TRY IT
With the string "footer" as the filter, copy each matching line from the records.

RECORDS FOR THIS EXERCISE
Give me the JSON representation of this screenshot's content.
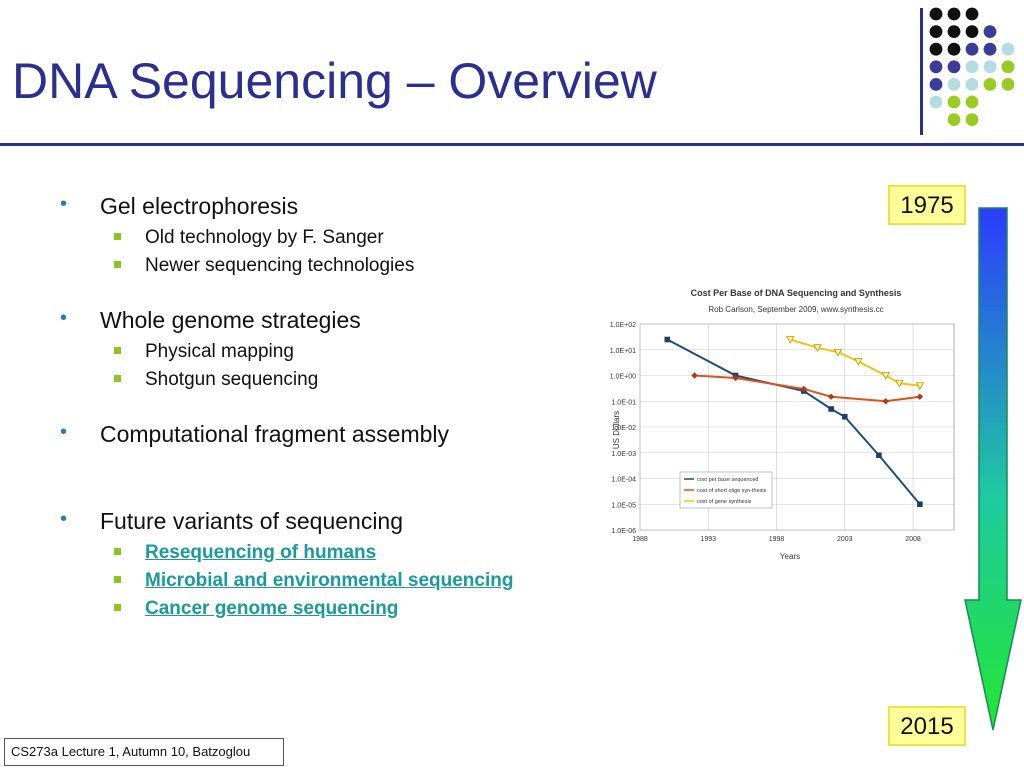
{
  "slide": {
    "title": "DNA Sequencing – Overview",
    "footer": "CS273a Lecture 1, Autumn 10, Batzoglou",
    "tag_top": "1975",
    "tag_bottom": "2015"
  },
  "bullets": [
    {
      "label": "Gel electrophoresis",
      "subs": [
        {
          "label": "Old technology by F. Sanger",
          "link": false
        },
        {
          "label": "Newer sequencing technologies",
          "link": false
        }
      ]
    },
    {
      "label": "Whole genome strategies",
      "subs": [
        {
          "label": "Physical mapping",
          "link": false
        },
        {
          "label": "Shotgun sequencing",
          "link": false
        }
      ]
    },
    {
      "label": "Computational fragment assembly",
      "subs": []
    },
    {
      "label": "Future variants of sequencing",
      "subs": [
        {
          "label": "Resequencing of humans",
          "link": true
        },
        {
          "label": "Microbial and environmental sequencing",
          "link": true
        },
        {
          "label": "Cancer genome sequencing",
          "link": true
        }
      ]
    }
  ],
  "colors": {
    "title": "#2b2f8f",
    "bullet_marker": "#2b7ab0",
    "sub_marker": "#8fc31f",
    "link": "#1a9a9a",
    "tag_fill": "#ffff99",
    "dot_black": "#111111",
    "dot_purple": "#3d3d99",
    "dot_lightblue": "#b3dde0",
    "dot_green": "#99cc22"
  },
  "decor_dots": [
    [
      "dot_black",
      "dot_black",
      "dot_black",
      null,
      null
    ],
    [
      "dot_black",
      "dot_black",
      "dot_black",
      "dot_purple",
      null
    ],
    [
      "dot_black",
      "dot_black",
      "dot_purple",
      "dot_purple",
      "dot_lightblue"
    ],
    [
      "dot_purple",
      "dot_purple",
      "dot_lightblue",
      "dot_lightblue",
      "dot_green"
    ],
    [
      "dot_purple",
      "dot_lightblue",
      "dot_lightblue",
      "dot_green",
      "dot_green"
    ],
    [
      "dot_lightblue",
      "dot_green",
      "dot_green",
      null,
      null
    ],
    [
      null,
      "dot_green",
      "dot_green",
      null,
      null
    ]
  ],
  "chart_data": {
    "type": "line",
    "title": "Cost Per Base of DNA Sequencing and Synthesis",
    "subtitle": "Rob Carlson, September 2009, www.synthesis.cc",
    "xlabel": "Years",
    "ylabel": "US Dollars",
    "xlim": [
      1988,
      2011
    ],
    "x_ticks": [
      1988,
      1993,
      1998,
      2003,
      2008
    ],
    "y_scale": "log",
    "ylim_exp": [
      -6,
      2
    ],
    "y_tick_labels": [
      "1.0E-06",
      "1.0E-05",
      "1.0E-04",
      "1.0E-03",
      "1.0E-02",
      "1.0E-01",
      "1.0E+00",
      "1.0E+01",
      "1.0E+02"
    ],
    "grid": true,
    "legend_position": "bottom-left",
    "series": [
      {
        "name": "cost per base sequenced",
        "color": "#1f4e79",
        "marker": "square",
        "x": [
          1990,
          1995,
          2000,
          2002,
          2003,
          2005.5,
          2008.5
        ],
        "y": [
          25,
          1.0,
          0.25,
          0.05,
          0.025,
          0.0008,
          1e-05
        ]
      },
      {
        "name": "cost of short oligo syn-thesis",
        "color": "#d9541e",
        "marker": "diamond",
        "x": [
          1992,
          1995,
          2000,
          2002,
          2006,
          2008.5
        ],
        "y": [
          1.0,
          0.8,
          0.3,
          0.15,
          0.1,
          0.15
        ]
      },
      {
        "name": "cost of gene synthesis",
        "color": "#f0c419",
        "marker": "triangle-down",
        "x": [
          1999,
          2001,
          2002.5,
          2004,
          2006,
          2007,
          2008.5
        ],
        "y": [
          25,
          12,
          8,
          3.5,
          1.0,
          0.5,
          0.4
        ]
      }
    ]
  }
}
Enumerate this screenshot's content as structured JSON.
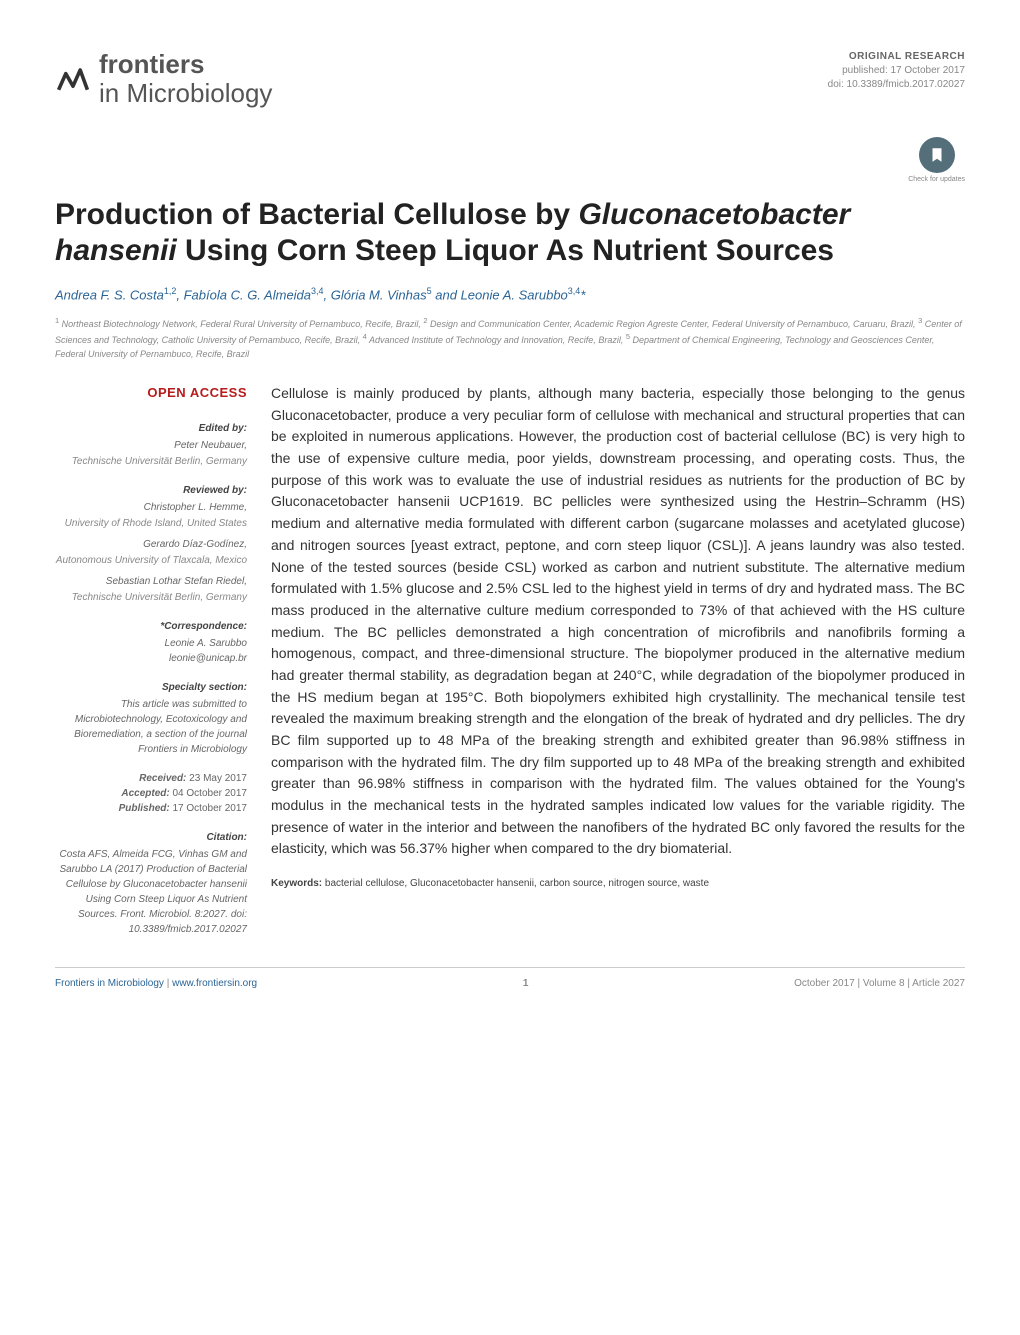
{
  "header": {
    "journal_name_light": "frontiers",
    "journal_name_sub": "in Microbiology",
    "article_type": "ORIGINAL RESEARCH",
    "published": "published: 17 October 2017",
    "doi": "doi: 10.3389/fmicb.2017.02027",
    "check_updates": "Check for updates"
  },
  "title_parts": {
    "line1": "Production of Bacterial Cellulose by ",
    "italic": "Gluconacetobacter hansenii",
    "line2": " Using Corn Steep Liquor As Nutrient Sources"
  },
  "authors_html": "Andrea F. S. Costa<sup>1,2</sup>, Fabíola C. G. Almeida<sup>3,4</sup>, Glória M. Vinhas<sup>5</sup> and Leonie A. Sarubbo<sup>3,4</sup>*",
  "affiliations": "<sup>1</sup> Northeast Biotechnology Network, Federal Rural University of Pernambuco, Recife, Brazil, <sup>2</sup> Design and Communication Center, Academic Region Agreste Center, Federal University of Pernambuco, Caruaru, Brazil, <sup>3</sup> Center of Sciences and Technology, Catholic University of Pernambuco, Recife, Brazil, <sup>4</sup> Advanced Institute of Technology and Innovation, Recife, Brazil, <sup>5</sup> Department of Chemical Engineering, Technology and Geosciences Center, Federal University of Pernambuco, Recife, Brazil",
  "sidebar": {
    "open_access": "OPEN ACCESS",
    "edited_label": "Edited by:",
    "editor_name": "Peter Neubauer,",
    "editor_inst": "Technische Universität Berlin, Germany",
    "reviewed_label": "Reviewed by:",
    "reviewers": [
      {
        "name": "Christopher L. Hemme,",
        "inst": "University of Rhode Island, United States"
      },
      {
        "name": "Gerardo Díaz-Godínez,",
        "inst": "Autonomous University of Tlaxcala, Mexico"
      },
      {
        "name": "Sebastian Lothar Stefan Riedel,",
        "inst": "Technische Universität Berlin, Germany"
      }
    ],
    "correspondence_label": "*Correspondence:",
    "corr_name": "Leonie A. Sarubbo",
    "corr_email": "leonie@unicap.br",
    "specialty_label": "Specialty section:",
    "specialty_text": "This article was submitted to Microbiotechnology, Ecotoxicology and Bioremediation, a section of the journal Frontiers in Microbiology",
    "received_label": "Received:",
    "received_date": " 23 May 2017",
    "accepted_label": "Accepted:",
    "accepted_date": " 04 October 2017",
    "published_label": "Published:",
    "published_date": " 17 October 2017",
    "citation_label": "Citation:",
    "citation_text": "Costa AFS, Almeida FCG, Vinhas GM and Sarubbo LA (2017) Production of Bacterial Cellulose by Gluconacetobacter hansenii Using Corn Steep Liquor As Nutrient Sources. Front. Microbiol. 8:2027. doi: 10.3389/fmicb.2017.02027"
  },
  "abstract": "Cellulose is mainly produced by plants, although many bacteria, especially those belonging to the genus Gluconacetobacter, produce a very peculiar form of cellulose with mechanical and structural properties that can be exploited in numerous applications. However, the production cost of bacterial cellulose (BC) is very high to the use of expensive culture media, poor yields, downstream processing, and operating costs. Thus, the purpose of this work was to evaluate the use of industrial residues as nutrients for the production of BC by Gluconacetobacter hansenii UCP1619. BC pellicles were synthesized using the Hestrin–Schramm (HS) medium and alternative media formulated with different carbon (sugarcane molasses and acetylated glucose) and nitrogen sources [yeast extract, peptone, and corn steep liquor (CSL)]. A jeans laundry was also tested. None of the tested sources (beside CSL) worked as carbon and nutrient substitute. The alternative medium formulated with 1.5% glucose and 2.5% CSL led to the highest yield in terms of dry and hydrated mass. The BC mass produced in the alternative culture medium corresponded to 73% of that achieved with the HS culture medium. The BC pellicles demonstrated a high concentration of microfibrils and nanofibrils forming a homogenous, compact, and three-dimensional structure. The biopolymer produced in the alternative medium had greater thermal stability, as degradation began at 240°C, while degradation of the biopolymer produced in the HS medium began at 195°C. Both biopolymers exhibited high crystallinity. The mechanical tensile test revealed the maximum breaking strength and the elongation of the break of hydrated and dry pellicles. The dry BC film supported up to 48 MPa of the breaking strength and exhibited greater than 96.98% stiffness in comparison with the hydrated film. The dry film supported up to 48 MPa of the breaking strength and exhibited greater than 96.98% stiffness in comparison with the hydrated film. The values obtained for the Young's modulus in the mechanical tests in the hydrated samples indicated low values for the variable rigidity. The presence of water in the interior and between the nanofibers of the hydrated BC only favored the results for the elasticity, which was 56.37% higher when compared to the dry biomaterial.",
  "keywords_label": "Keywords:",
  "keywords": " bacterial cellulose, Gluconacetobacter hansenii, carbon source, nitrogen source, waste",
  "footer": {
    "left_link": "Frontiers in Microbiology",
    "left_sep": " | ",
    "left_url": "www.frontiersin.org",
    "page_num": "1",
    "right": "October 2017 | Volume 8 | Article 2027"
  }
}
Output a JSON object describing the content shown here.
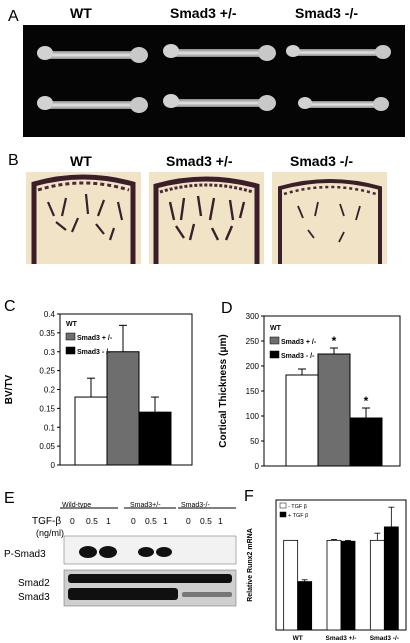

RESULT OF THIS EXERCISE
    "footer": "CS273a Lecture 1, Autumn 10, Batzoglou",
  "footer": {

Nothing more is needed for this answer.